==== The data ====
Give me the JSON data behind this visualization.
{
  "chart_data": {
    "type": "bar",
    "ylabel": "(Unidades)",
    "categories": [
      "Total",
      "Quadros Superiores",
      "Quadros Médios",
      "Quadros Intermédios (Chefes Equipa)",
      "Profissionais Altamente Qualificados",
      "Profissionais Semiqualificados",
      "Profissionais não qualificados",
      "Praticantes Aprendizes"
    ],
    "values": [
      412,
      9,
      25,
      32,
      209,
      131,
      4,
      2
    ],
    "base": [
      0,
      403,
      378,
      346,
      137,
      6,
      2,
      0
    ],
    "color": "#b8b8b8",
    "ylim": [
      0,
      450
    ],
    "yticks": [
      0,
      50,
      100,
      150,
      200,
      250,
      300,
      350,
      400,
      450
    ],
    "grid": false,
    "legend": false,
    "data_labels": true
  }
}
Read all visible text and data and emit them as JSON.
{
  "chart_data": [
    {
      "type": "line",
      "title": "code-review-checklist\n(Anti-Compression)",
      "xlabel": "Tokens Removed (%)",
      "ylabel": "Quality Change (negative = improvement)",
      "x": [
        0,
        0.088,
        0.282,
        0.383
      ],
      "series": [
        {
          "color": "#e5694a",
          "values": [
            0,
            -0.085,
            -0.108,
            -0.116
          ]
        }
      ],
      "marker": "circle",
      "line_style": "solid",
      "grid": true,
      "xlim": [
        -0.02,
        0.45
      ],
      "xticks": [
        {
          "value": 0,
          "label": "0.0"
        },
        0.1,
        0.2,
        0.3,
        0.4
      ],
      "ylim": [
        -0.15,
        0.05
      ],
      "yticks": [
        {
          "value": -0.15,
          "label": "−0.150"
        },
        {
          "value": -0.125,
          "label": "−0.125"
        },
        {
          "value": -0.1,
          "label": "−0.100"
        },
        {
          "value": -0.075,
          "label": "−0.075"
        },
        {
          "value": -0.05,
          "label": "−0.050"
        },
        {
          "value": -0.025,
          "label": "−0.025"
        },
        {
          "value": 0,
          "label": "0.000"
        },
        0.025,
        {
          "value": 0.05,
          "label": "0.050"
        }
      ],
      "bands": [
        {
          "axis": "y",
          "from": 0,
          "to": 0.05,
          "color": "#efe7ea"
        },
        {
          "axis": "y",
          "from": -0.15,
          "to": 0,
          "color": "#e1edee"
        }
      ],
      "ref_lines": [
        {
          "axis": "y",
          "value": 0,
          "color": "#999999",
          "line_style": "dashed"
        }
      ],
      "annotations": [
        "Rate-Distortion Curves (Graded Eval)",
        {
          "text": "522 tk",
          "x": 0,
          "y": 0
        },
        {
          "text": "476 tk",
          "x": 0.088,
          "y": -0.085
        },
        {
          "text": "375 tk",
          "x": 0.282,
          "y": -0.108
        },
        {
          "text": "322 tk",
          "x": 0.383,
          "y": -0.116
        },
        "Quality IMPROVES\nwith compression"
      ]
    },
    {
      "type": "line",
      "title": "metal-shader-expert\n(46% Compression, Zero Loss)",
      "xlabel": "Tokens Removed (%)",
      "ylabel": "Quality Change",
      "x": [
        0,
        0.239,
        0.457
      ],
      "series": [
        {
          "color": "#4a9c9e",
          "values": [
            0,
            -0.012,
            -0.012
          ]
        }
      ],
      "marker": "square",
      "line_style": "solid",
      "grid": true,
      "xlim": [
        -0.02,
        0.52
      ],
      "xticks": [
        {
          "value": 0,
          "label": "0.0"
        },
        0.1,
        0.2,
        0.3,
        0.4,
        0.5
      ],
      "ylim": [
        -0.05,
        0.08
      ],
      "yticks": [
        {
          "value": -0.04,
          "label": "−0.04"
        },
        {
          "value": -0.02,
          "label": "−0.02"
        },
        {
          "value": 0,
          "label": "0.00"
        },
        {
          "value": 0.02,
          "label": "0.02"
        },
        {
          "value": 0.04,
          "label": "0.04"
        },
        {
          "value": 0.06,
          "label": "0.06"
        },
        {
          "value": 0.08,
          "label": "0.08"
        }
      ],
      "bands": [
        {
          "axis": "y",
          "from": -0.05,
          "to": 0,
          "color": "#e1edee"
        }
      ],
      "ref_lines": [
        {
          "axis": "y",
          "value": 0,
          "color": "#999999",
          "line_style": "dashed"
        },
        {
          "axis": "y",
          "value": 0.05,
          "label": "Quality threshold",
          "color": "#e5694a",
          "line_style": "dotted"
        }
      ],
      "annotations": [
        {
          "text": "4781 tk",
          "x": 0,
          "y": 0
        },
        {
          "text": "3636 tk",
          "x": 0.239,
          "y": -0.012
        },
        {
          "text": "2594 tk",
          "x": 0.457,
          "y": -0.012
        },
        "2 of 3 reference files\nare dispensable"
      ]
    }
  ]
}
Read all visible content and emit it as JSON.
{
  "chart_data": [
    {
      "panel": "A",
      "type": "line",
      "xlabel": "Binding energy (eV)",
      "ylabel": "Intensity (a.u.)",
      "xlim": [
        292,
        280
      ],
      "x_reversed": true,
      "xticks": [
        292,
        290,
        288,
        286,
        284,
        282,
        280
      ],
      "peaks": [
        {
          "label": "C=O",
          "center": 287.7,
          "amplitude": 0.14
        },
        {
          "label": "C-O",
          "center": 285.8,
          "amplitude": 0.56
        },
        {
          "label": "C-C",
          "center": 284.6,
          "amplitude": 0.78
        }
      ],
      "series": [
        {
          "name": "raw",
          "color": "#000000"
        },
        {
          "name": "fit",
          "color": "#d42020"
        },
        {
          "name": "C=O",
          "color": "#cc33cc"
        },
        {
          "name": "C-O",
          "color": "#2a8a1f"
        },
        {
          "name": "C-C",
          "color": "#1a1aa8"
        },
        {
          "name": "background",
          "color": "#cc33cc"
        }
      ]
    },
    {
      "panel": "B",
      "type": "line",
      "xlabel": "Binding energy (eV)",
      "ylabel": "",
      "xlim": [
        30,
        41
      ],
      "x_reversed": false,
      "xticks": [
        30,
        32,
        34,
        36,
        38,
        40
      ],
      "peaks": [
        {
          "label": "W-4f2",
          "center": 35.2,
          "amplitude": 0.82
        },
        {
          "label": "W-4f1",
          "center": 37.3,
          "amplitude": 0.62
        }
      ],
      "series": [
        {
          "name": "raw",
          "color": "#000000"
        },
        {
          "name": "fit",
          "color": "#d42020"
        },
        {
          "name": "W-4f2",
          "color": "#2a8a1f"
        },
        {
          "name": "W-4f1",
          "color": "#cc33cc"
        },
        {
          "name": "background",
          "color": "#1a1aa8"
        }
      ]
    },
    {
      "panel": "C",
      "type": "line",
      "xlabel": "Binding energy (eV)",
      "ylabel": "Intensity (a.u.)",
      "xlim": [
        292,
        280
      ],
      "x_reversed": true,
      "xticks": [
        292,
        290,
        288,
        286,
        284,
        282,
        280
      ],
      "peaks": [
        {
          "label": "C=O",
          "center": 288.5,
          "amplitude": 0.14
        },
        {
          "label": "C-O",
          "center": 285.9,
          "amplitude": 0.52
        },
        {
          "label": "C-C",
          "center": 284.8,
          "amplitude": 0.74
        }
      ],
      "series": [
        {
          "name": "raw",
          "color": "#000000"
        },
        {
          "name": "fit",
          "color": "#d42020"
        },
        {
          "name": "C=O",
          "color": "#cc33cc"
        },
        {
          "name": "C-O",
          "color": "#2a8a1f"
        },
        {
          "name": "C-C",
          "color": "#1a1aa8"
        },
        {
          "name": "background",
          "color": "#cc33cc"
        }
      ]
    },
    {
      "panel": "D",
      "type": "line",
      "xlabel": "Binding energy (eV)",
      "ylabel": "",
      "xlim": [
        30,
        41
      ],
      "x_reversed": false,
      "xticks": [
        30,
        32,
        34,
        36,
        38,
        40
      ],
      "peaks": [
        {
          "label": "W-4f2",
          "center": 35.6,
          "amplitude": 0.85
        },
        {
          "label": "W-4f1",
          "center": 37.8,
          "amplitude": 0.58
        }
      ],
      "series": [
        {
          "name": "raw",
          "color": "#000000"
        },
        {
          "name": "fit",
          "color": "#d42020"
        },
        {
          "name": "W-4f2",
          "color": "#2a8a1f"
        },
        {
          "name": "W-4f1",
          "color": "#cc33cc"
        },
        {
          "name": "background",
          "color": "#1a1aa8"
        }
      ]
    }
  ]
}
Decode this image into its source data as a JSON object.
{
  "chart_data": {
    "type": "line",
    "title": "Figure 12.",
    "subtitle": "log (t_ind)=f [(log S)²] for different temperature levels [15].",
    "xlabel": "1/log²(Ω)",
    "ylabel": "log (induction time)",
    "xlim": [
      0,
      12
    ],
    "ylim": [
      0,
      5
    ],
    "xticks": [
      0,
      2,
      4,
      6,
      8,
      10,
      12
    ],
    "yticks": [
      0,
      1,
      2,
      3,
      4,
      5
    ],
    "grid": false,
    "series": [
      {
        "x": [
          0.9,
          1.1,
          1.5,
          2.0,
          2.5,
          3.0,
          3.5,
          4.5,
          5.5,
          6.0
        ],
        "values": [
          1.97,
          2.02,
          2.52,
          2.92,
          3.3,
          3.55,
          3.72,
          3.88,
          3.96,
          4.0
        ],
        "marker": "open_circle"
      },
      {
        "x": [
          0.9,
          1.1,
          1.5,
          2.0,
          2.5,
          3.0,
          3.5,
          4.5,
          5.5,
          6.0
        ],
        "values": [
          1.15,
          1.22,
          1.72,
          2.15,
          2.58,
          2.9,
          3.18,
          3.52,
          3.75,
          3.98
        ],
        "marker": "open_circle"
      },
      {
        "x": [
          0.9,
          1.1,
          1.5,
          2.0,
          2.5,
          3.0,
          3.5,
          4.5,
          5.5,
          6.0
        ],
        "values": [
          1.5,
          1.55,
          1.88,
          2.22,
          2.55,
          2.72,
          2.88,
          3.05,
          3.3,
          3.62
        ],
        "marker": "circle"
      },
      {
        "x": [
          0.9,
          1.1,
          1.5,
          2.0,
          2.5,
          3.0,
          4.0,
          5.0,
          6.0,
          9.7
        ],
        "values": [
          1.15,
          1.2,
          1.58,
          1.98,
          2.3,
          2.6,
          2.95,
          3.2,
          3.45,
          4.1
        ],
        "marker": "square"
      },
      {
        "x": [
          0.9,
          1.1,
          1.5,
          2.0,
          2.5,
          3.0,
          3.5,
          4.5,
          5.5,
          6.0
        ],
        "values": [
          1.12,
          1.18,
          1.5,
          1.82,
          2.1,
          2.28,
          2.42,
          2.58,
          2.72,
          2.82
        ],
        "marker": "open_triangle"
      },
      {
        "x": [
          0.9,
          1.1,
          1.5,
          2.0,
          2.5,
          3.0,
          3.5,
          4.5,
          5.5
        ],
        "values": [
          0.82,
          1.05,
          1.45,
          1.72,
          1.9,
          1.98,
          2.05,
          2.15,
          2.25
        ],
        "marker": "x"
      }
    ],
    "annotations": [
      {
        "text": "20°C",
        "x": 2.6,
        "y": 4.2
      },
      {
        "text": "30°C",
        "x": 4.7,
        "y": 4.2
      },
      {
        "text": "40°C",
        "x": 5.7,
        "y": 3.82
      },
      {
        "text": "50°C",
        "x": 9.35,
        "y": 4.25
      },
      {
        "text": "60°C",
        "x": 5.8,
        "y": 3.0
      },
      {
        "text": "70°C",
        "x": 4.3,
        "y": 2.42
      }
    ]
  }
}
====
• Required work
Search the listing for the string "amplitude". Copy each line where it turns up.

• Answer
          "amplitude": 0.14
          "amplitude": 0.56
          "amplitude": 0.78
          "amplitude": 0.82
          "amplitude": 0.62
          "amplitude": 0.14
          "amplitude": 0.52
          "amplitude": 0.74
          "amplitude": 0.85
          "amplitude": 0.58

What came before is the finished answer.